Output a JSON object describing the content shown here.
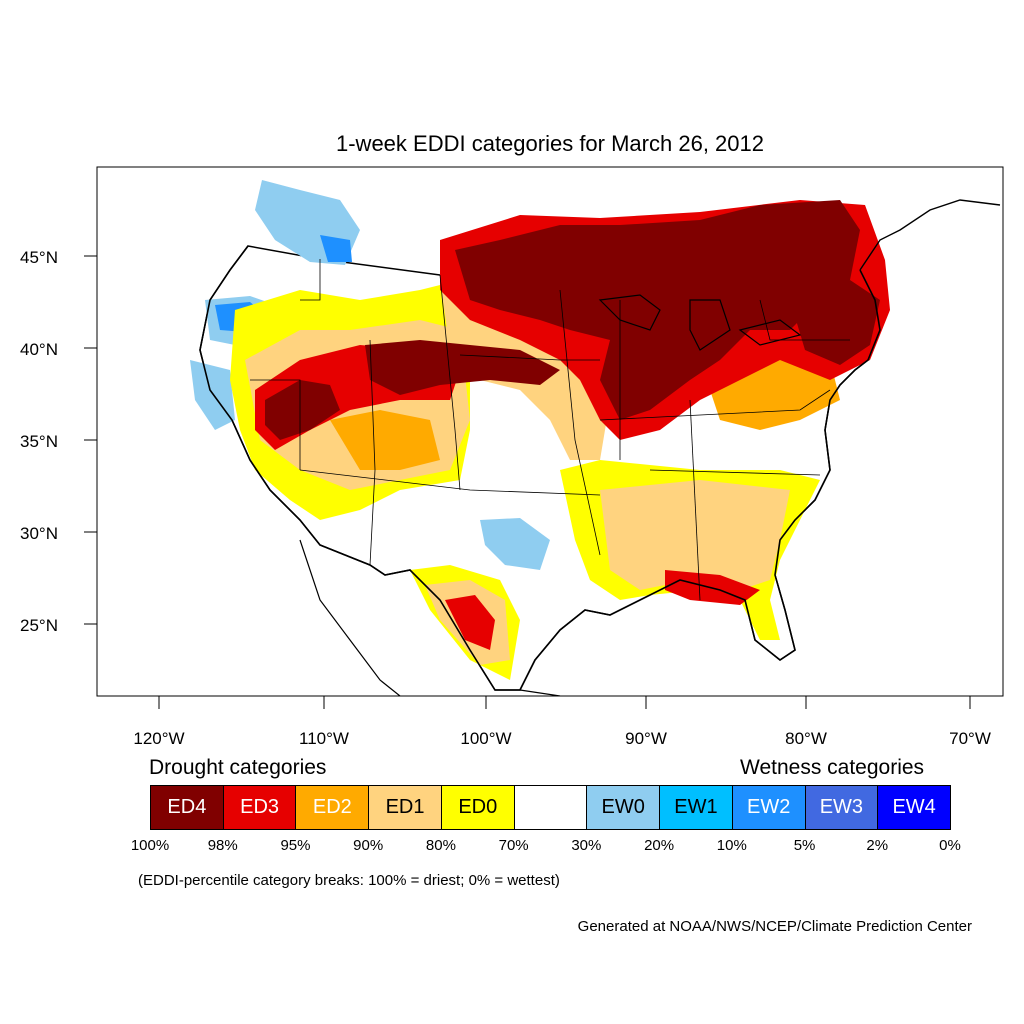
{
  "title": "1-week EDDI categories for March 26, 2012",
  "lat_labels": [
    "45°N",
    "40°N",
    "35°N",
    "30°N",
    "25°N"
  ],
  "lon_labels": [
    "120°W",
    "110°W",
    "100°W",
    "90°W",
    "80°W",
    "70°W"
  ],
  "legend": {
    "drought_heading": "Drought categories",
    "wetness_heading": "Wetness categories",
    "categories": [
      {
        "label": "ED4",
        "color": "#800000"
      },
      {
        "label": "ED3",
        "color": "#e60000"
      },
      {
        "label": "ED2",
        "color": "#ffaa00"
      },
      {
        "label": "ED1",
        "color": "#ffd37f"
      },
      {
        "label": "ED0",
        "color": "#ffff00"
      },
      {
        "label": "",
        "color": "#ffffff"
      },
      {
        "label": "EW0",
        "color": "#8fcdf0"
      },
      {
        "label": "EW1",
        "color": "#00bfff"
      },
      {
        "label": "EW2",
        "color": "#1e90ff"
      },
      {
        "label": "EW3",
        "color": "#4169e1"
      },
      {
        "label": "EW4",
        "color": "#0000ff"
      }
    ],
    "breaks": [
      "100%",
      "98%",
      "95%",
      "90%",
      "80%",
      "70%",
      "30%",
      "20%",
      "10%",
      "5%",
      "2%",
      "0%"
    ]
  },
  "note": "(EDDI-percentile category breaks: 100% = driest; 0% = wettest)",
  "credit": "Generated at NOAA/NWS/NCEP/Climate Prediction Center"
}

○ ○ ○

PROBLEM STATEMENT -> In the records above, how many lines include the string "color"? Answer with only the number.

WRITTEN REPLY -> 11